# COMPLETE THE FOLLOWING
a) Say whether each statement below agrees with the probability passage, answering yes or no and quoting the passage's deciding words: (i) a centered random variable has expected value zero; (ii) a standardized random variable has variance 2; (iii) the Chebyshev inequality is reached by taking expectations of both sides and using monotonicity.
b) Write the next part of the probability passage on the Chebyshev inequality, picking up after its final definition.
═════ TEXT EXTRACT
Let $$A = \{|X - \mu| \ge a \sigma\} = \{(X - \mu)^2 \ge a^2 \sigma^2\}$$. Then $$a^2 \sigma^2 I_A \le (X - \mu)^2$$.

Upon taking expectations of both sides and using monotonicity, we have

$$a^2 \sigma^2 P(A) \le E[(X - \mu)^2] = \sigma^2$$

from which the Chebyshev inequality follows immediately.

— □

We consider three concepts which are useful in many situations.

Definition

A random variable $$X$$ is centered iff $$E[X] = 0$$.

$$X' = X - \mu$$ is always centered.

Definition

A random variable $$X$$ is standardized iff $$E[X] = 0$$ and $$\text{Var} [X] = 1$$.
══════════
═════ RECORDS PROVIDED
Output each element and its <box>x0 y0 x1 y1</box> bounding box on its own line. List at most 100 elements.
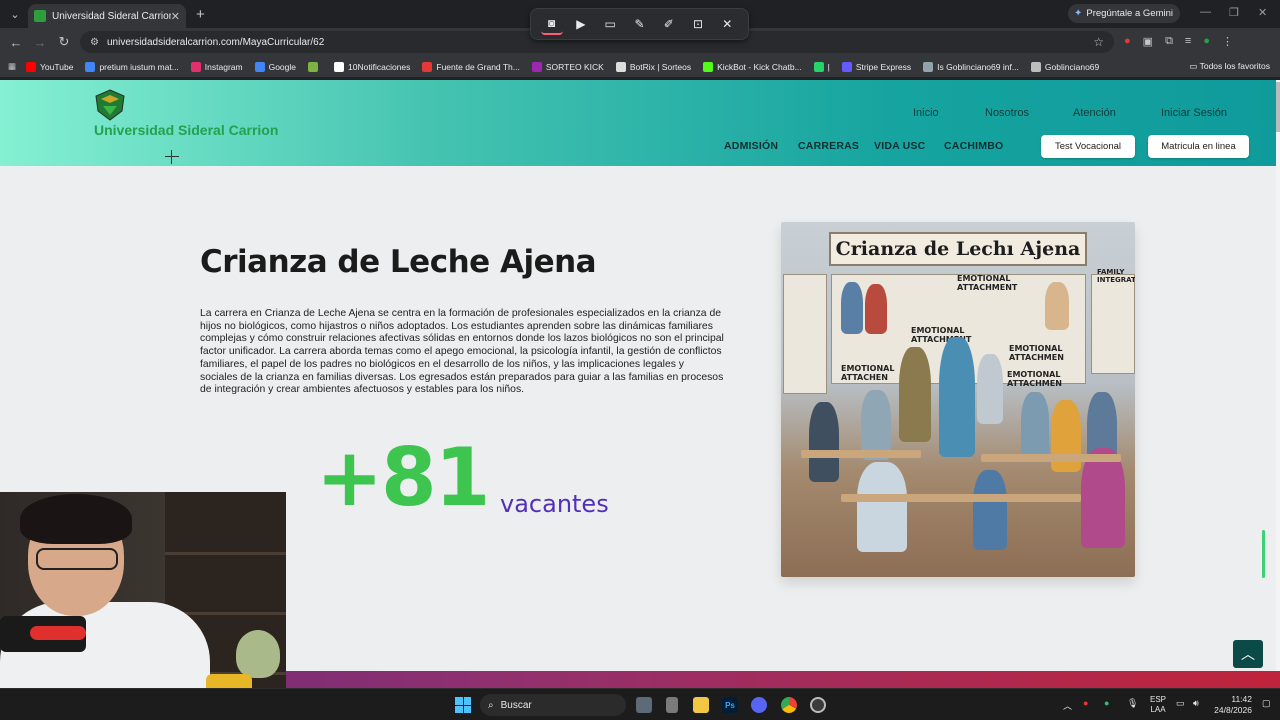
nav-carreras[interactable]: CARRERAS <box>798 140 859 152</box>
career-description: La carrera en Crianza de Leche Ajena se … <box>200 308 724 396</box>
nav-iniciar-sesion[interactable]: Iniciar Sesión <box>1161 107 1227 119</box>
extension-icon[interactable]: ● <box>1124 35 1131 48</box>
windows-taskbar: ⌕ Buscar Ps ︿ ● ● 🎙︎ ESP LAA ▭ 🔊︎ 11:42 24/… <box>0 688 1280 720</box>
notification-icon[interactable]: ▢ <box>1262 698 1271 709</box>
tray-app-icon[interactable]: ● <box>1083 698 1088 708</box>
video-icon[interactable]: ▶ <box>570 13 592 35</box>
webcam-overlay <box>0 492 286 720</box>
bookmark-favicon-icon <box>190 61 201 72</box>
back-icon[interactable]: ← <box>4 35 28 50</box>
tray-overflow-icon[interactable]: ︿ <box>1063 699 1072 712</box>
matricula-button[interactable]: Matricula en linea <box>1148 135 1249 158</box>
nav-cachimbo[interactable]: CACHIMBO <box>944 140 1003 152</box>
bookmark-star-icon[interactable]: ☆ <box>1093 35 1104 49</box>
bookmark-label: pretium iustum mat... <box>99 61 179 72</box>
windows-start-icon[interactable] <box>455 697 471 713</box>
bookmark-item[interactable]: BotRix | Sorteos <box>615 61 691 72</box>
close-window-icon[interactable]: ✕ <box>1258 6 1267 19</box>
bookmark-item[interactable]: | <box>813 61 830 72</box>
bookmark-item[interactable]: 10Notificaciones <box>334 61 411 72</box>
bookmark-item[interactable]: Goblinciano69 <box>1030 61 1099 72</box>
illustration-title: Crianza de Lechı Ajena <box>829 232 1087 266</box>
scrollbar-thumb[interactable] <box>1276 82 1280 132</box>
widget-icon[interactable] <box>666 697 678 713</box>
bookmark-item[interactable]: KickBot - Kick Chatb... <box>703 61 802 72</box>
text-extract-icon[interactable]: ⊡ <box>687 13 709 35</box>
illustration-figure <box>1081 448 1125 548</box>
task-view-icon[interactable] <box>636 697 652 713</box>
file-explorer-icon[interactable] <box>693 697 709 713</box>
language-code: ESP <box>1150 695 1167 704</box>
extension-icon[interactable]: ▣ <box>1143 35 1153 48</box>
tab-search-icon[interactable]: ⌄ <box>4 3 26 25</box>
webcam-microphone <box>0 616 86 652</box>
reading-list-icon[interactable]: ≡ <box>1185 35 1191 48</box>
university-shield-icon[interactable] <box>95 89 125 121</box>
crosshair-cursor-icon <box>165 150 179 164</box>
minimize-icon[interactable]: — <box>1200 6 1211 18</box>
profile-avatar-icon[interactable]: ● <box>1203 35 1210 48</box>
illustration-figure <box>809 402 839 482</box>
close-capture-icon[interactable]: ✕ <box>716 13 738 35</box>
browser-tab[interactable]: Universidad Sideral Carrion ✕ <box>28 4 186 28</box>
apps-grid-icon[interactable]: ▦ <box>8 61 16 72</box>
bookmark-label: SORTEO KICK <box>545 61 604 72</box>
bookmark-favicon-icon <box>531 61 542 72</box>
illustration-note: EMOTIONAL ATTACHMEN <box>1007 370 1062 388</box>
bookmark-label: 10Notificaciones <box>348 61 411 72</box>
network-icon[interactable]: ▭ <box>1176 698 1185 709</box>
microphone-icon[interactable]: 🎙︎ <box>1127 698 1138 709</box>
tab-close-icon[interactable]: ✕ <box>171 10 180 23</box>
nav-inicio[interactable]: Inicio <box>913 107 939 119</box>
gemini-label: Pregúntale a Gemini <box>1086 8 1173 19</box>
pen-icon[interactable]: ✐ <box>658 13 680 35</box>
webcam-toy-figure <box>236 630 280 678</box>
bookmark-item[interactable]: pretium iustum mat... <box>85 61 179 72</box>
site-info-icon[interactable]: ⚙ <box>90 37 99 48</box>
taskbar-clock[interactable]: 11:42 24/8/2026 <box>1208 694 1252 716</box>
nav-atencion[interactable]: Atención <box>1073 107 1116 119</box>
taskbar-search[interactable]: ⌕ Buscar <box>480 694 626 716</box>
webcam-person-glasses <box>36 548 118 570</box>
extensions-puzzle-icon[interactable]: ⧉ <box>1165 35 1173 48</box>
gemini-button[interactable]: ✦ Pregúntale a Gemini <box>1068 4 1180 23</box>
app-icon[interactable] <box>810 697 826 713</box>
discord-icon[interactable] <box>751 697 767 713</box>
bookmark-label: Instagram <box>204 61 243 72</box>
all-bookmarks[interactable]: ▭ Todos los favoritos <box>1189 61 1270 72</box>
forward-icon[interactable]: → <box>28 35 52 50</box>
illustration-figure <box>1045 282 1069 330</box>
tray-app-icon[interactable]: ● <box>1104 698 1109 708</box>
new-tab-icon[interactable]: + <box>196 6 205 23</box>
photoshop-icon[interactable]: Ps <box>722 697 738 713</box>
bookmark-item[interactable]: Stripe Express <box>841 61 911 72</box>
reload-icon[interactable]: ↻ <box>52 34 76 50</box>
bookmark-item[interactable]: Fuente de Grand Th... <box>422 61 520 72</box>
career-illustration: Crianza de Lechı Ajena EMOTIONAL ATTACHM… <box>781 222 1135 577</box>
page-scrollbar[interactable] <box>1276 80 1280 688</box>
camera-icon[interactable]: ◙ <box>540 13 563 35</box>
bookmark-item[interactable]: YouTube <box>26 61 73 72</box>
bookmark-item[interactable]: Google <box>254 61 296 72</box>
illustration-table <box>981 454 1121 462</box>
bookmark-item[interactable]: Instagram <box>190 61 243 72</box>
chrome-icon[interactable] <box>781 697 797 713</box>
language-indicator[interactable]: ESP LAA <box>1150 695 1166 715</box>
nav-nosotros[interactable]: Nosotros <box>985 107 1029 119</box>
test-vocacional-button[interactable]: Test Vocacional <box>1041 135 1135 158</box>
rect-select-icon[interactable]: ▭ <box>599 13 621 35</box>
nav-vida-usc[interactable]: VIDA USC <box>874 140 925 152</box>
bookmark-item[interactable]: SORTEO KICK <box>531 61 604 72</box>
bookmark-item[interactable]: Is Goblinciano69 inf... <box>923 61 1019 72</box>
volume-icon[interactable]: 🔊︎ <box>1193 698 1199 709</box>
scroll-to-top-button[interactable]: ︿ <box>1233 640 1263 668</box>
illustration-board <box>1091 274 1135 374</box>
nav-admision[interactable]: ADMISIÓN <box>724 140 778 152</box>
bookmark-favicon-icon <box>254 61 265 72</box>
bookmark-label: KickBot - Kick Chatb... <box>717 61 802 72</box>
edit-icon[interactable]: ✎ <box>628 13 650 35</box>
restore-icon[interactable]: ❐ <box>1229 6 1239 19</box>
menu-icon[interactable]: ⋮ <box>1222 35 1233 48</box>
bookmark-item[interactable] <box>308 61 322 72</box>
site-logo-text[interactable]: Universidad Sideral Carrion <box>94 122 278 138</box>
══════════
# RESULTS BY TASK
a)
(i) Yes: "A random variable $$X$$ is centered iff $$E[X] = 0$$."
(ii) No: "A random variable $$X$$ is standardized iff $$E[X] = 0$$ and $$\text{Var} [X] = 1$$."
(iii) Yes: "Upon taking expectations of both sides and using monotonicity, we have"

b)
$$X^* = \dfrac{X - \mu}{\sigma} = \dfrac{X'}{\sigma}$$ is standardized

Definition

A pair $$\{X, Y\}$$ of random variables is uncorrelated iff

$$E[XY] - E[X]E[Y] = 0$$

It is always possible to derive an uncorrelated pair as a function of a pair $$\{X, Y\}$$, both of which have finite variances. Consider

$$U = (X^* + Y^*)$$ $$V = (X^* - Y^*)$$, where $$X^* = \dfrac{X - \mu_X}{\sigma_X}$$, $$Y^* = \dfrac{Y - \mu_Y}{\sigma_Y}$$

Now $$E[U] = E[V] = 0$$ and

$$E[UV] = E(X^* + Y^*) (X^* - Y^*)] = E[(X^*)^2] - E[(Y^*)^2] = 1 - 1 = 0$$

so the pair is uncorrelated.

Example $$\PageIndex{9}$$ Determining an unvorrelated pair

We use the distribution for Examples Example 10 from "Mathematical Expectation: Simple Random Variables" and Example, for which

$$E[XY] - E[X]E[Y] \ne 0$$

jdemo1
jcalc
Enter JOINT PROBABILITIES (as on the plane)  P
Enter row matrix of VALUES of X  X
Enter row matrix of VALUES of Y  Y
Use array operations on matrices X, Y, PX, PY, t, u, and P
EX = total(t.*P)
EX = 0.6420
EY = total(u.*P)
EY = 0.0783
EXY = total(t.*u.*P)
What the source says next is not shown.